╭─ Selection
Small flocks of antelope, fleet and graceful, were frequently seen gliding over the plain. They were very shy, and kept several gunshots away. But their curiosity was great, and if a man would lie down on the ground and wave a flag or handkerchief tied to a stick till they noticed it, they would first gaze at it intently and then gradually approach. In this way they were often enticed by hunters to come near enough for a shot.

Forty or fifty miles below Denver we came in view of one picturesque ruin—old Fort St. Vrain—with its high, thick walls of adobe situated on the north side of the Platte. It was built about twenty-five years before, by Ceran St. Vrain, an old trapper and Indian trader. These adobe walls, standing well preserved in this climate, it seemed to me, would be leveled to the ground by one or two good eastern equinoxial storms.
╰─
• _Stated exercise 1_
According to the passage on the Platte plain, who built old Fort St. Vrain?
╭─ Material for this exercise
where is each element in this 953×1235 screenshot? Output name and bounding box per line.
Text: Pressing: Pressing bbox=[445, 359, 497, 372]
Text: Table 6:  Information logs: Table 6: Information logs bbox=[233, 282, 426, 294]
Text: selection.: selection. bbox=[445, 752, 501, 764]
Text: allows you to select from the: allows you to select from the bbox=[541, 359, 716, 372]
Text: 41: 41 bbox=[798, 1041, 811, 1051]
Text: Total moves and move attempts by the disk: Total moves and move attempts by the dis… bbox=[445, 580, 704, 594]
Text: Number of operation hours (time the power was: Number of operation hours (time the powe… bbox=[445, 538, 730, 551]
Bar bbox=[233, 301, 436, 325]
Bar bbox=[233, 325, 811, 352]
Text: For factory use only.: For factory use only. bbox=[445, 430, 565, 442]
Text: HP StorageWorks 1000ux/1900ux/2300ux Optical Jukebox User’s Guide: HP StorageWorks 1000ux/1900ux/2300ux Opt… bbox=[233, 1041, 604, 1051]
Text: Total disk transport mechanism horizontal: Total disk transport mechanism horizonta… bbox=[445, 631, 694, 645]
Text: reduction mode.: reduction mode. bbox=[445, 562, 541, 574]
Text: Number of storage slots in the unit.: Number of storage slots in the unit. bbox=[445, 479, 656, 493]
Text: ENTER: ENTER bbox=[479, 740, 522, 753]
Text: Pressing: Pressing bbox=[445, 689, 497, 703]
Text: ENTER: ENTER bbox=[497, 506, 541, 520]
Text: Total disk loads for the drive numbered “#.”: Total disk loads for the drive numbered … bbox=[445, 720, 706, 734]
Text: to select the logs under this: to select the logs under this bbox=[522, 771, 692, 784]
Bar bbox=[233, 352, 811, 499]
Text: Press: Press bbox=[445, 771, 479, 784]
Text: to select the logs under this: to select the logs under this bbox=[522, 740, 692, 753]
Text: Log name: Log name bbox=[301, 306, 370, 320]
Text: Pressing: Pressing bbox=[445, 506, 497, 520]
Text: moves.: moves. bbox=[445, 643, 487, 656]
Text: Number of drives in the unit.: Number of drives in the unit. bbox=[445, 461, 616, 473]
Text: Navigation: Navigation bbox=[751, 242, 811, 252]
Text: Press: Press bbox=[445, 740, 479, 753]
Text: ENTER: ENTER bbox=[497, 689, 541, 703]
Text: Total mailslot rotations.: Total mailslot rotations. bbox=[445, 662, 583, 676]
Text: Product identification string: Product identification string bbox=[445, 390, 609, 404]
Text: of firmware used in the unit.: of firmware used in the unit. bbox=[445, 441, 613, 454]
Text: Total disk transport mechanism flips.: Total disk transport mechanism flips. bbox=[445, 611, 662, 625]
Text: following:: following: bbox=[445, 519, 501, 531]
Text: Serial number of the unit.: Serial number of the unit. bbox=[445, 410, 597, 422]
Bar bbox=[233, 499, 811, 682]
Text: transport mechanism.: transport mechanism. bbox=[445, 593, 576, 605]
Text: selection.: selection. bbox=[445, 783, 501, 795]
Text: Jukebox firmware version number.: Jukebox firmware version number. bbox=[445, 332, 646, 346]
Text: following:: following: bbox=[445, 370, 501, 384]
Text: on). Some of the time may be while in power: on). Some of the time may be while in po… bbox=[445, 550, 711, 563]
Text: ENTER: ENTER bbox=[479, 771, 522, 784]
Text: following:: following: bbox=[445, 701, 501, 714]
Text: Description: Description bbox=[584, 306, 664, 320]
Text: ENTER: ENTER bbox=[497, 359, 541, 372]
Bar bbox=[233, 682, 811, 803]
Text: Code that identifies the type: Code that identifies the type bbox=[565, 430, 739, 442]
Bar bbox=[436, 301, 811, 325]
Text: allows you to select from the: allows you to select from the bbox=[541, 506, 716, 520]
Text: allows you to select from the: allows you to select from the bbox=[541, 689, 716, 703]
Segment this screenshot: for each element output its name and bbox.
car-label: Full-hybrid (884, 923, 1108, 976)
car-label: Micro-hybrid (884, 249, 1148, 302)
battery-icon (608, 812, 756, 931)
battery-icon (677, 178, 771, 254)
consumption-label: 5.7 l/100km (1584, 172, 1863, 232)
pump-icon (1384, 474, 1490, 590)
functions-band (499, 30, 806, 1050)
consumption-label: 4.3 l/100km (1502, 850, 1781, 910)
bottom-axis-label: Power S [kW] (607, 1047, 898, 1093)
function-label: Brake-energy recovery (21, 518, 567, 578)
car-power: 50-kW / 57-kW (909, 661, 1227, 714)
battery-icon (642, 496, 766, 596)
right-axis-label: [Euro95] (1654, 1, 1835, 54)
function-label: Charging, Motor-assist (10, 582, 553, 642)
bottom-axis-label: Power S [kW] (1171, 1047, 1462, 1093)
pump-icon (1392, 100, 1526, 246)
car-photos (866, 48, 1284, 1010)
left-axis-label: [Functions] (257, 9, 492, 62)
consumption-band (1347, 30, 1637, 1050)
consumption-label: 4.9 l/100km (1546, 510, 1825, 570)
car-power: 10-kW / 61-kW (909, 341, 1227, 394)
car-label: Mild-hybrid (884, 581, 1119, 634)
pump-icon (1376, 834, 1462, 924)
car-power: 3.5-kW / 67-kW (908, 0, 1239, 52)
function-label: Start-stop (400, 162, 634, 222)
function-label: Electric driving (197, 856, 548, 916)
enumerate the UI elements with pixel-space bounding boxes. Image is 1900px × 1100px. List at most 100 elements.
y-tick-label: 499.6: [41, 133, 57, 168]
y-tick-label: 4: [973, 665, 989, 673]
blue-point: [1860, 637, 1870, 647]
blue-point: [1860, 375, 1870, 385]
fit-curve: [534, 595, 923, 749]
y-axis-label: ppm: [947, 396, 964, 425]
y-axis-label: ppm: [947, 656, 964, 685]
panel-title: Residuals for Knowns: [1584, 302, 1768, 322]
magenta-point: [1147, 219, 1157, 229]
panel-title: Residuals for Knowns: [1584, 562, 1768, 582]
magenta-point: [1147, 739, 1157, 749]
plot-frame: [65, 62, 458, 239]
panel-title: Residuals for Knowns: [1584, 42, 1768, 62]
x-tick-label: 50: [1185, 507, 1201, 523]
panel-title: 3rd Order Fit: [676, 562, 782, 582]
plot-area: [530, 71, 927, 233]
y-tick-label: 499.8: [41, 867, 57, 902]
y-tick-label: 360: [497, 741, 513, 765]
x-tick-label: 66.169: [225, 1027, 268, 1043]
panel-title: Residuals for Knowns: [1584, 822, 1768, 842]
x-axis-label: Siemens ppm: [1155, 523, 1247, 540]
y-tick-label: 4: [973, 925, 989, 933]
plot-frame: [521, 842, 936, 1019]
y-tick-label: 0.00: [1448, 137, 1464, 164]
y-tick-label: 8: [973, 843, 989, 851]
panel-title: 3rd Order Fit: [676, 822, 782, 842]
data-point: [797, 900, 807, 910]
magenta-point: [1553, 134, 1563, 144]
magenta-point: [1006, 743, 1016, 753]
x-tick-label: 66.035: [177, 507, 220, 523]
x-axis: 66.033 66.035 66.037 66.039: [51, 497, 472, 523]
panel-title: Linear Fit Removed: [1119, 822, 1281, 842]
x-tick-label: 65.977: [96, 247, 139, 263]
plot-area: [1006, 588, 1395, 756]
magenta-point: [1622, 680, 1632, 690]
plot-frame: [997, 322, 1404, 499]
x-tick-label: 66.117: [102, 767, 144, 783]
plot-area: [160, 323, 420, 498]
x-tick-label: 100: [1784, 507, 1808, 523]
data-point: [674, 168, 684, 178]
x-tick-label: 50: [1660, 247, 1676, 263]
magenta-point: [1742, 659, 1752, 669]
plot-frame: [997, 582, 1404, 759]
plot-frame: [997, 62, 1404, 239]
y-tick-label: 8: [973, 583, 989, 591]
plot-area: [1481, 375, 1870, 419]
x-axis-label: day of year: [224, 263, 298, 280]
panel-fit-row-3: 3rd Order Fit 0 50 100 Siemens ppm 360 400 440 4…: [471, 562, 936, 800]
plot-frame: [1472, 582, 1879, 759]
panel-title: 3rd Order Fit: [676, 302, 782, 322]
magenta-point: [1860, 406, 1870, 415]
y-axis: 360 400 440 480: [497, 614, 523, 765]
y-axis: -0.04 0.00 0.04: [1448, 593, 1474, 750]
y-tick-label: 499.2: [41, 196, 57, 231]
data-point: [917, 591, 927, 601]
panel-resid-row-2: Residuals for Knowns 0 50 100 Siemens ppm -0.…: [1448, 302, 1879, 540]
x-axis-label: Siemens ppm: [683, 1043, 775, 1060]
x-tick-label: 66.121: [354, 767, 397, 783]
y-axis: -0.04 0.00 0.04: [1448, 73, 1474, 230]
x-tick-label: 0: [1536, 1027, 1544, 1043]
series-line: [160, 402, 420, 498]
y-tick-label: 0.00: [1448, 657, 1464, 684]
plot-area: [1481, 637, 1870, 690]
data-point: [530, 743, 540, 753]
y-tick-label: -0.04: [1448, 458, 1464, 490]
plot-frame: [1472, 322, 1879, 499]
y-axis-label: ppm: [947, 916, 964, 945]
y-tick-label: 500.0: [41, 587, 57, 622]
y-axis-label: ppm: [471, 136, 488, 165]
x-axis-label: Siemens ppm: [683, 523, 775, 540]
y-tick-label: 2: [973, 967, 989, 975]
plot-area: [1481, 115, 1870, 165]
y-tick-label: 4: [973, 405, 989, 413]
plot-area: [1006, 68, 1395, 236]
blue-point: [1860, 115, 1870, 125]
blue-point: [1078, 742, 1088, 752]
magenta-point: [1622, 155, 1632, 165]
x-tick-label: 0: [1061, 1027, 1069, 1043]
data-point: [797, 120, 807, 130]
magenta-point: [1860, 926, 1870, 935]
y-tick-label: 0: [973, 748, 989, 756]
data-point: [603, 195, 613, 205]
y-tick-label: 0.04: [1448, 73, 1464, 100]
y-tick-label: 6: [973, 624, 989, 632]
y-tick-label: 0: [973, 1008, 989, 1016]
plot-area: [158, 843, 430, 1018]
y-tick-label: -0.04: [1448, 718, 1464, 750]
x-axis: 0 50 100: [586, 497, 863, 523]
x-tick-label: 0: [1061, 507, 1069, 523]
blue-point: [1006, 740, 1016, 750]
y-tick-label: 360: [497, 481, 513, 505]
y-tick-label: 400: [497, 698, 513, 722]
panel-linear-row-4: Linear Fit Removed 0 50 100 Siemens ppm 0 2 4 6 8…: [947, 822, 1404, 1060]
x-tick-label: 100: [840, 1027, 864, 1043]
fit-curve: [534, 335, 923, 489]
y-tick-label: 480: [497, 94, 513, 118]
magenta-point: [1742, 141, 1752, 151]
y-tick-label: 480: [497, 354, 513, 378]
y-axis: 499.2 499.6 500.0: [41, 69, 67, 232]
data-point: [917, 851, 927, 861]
╰─
• _Stated exercise 2_
Please rewrite the part of the records that opens with their first line and closes with the line containing "Text: Press: Press bbox=[445, 771, 479, 784]", replacing "Pressing" with "Tapping" and keeping everything else the same.

• _Answer 1_
Ceran St. Vrain, an old trapper and Indian trader, built it.

• _Answer 2_
where is each element in this 953×1235 screenshot? Output name and bounding box per line.
Text: Tapping: Tapping bbox=[445, 359, 497, 372]
Text: Table 6:  Information logs: Table 6: Information logs bbox=[233, 282, 426, 294]
Text: selection.: selection. bbox=[445, 752, 501, 764]
Text: allows you to select from the: allows you to select from the bbox=[541, 359, 716, 372]
Text: 41: 41 bbox=[798, 1041, 811, 1051]
Text: Total moves and move attempts by the disk: Total moves and move attempts by the dis… bbox=[445, 580, 704, 594]
Text: Number of operation hours (time the power was: Number of operation hours (time the powe… bbox=[445, 538, 730, 551]
Bar bbox=[233, 301, 436, 325]
Bar bbox=[233, 325, 811, 352]
Text: For factory use only.: For factory use only. bbox=[445, 430, 565, 442]
Text: HP StorageWorks 1000ux/1900ux/2300ux Optical Jukebox User’s Guide: HP StorageWorks 1000ux/1900ux/2300ux Opt… bbox=[233, 1041, 604, 1051]
Text: Total disk transport mechanism horizontal: Total disk transport mechanism horizonta… bbox=[445, 631, 694, 645]
Text: reduction mode.: reduction mode. bbox=[445, 562, 541, 574]
Text: Number of storage slots in the unit.: Number of storage slots in the unit. bbox=[445, 479, 656, 493]
Text: ENTER: ENTER bbox=[479, 740, 522, 753]
Text: Tapping: Tapping bbox=[445, 689, 497, 703]
Text: ENTER: ENTER bbox=[497, 506, 541, 520]
Text: Total disk loads for the drive numbered “#.”: Total disk loads for the drive numbered … bbox=[445, 720, 706, 734]
Text: to select the logs under this: to select the logs under this bbox=[522, 771, 692, 784]
Bar bbox=[233, 352, 811, 499]
Text: Press: Press bbox=[445, 771, 479, 784]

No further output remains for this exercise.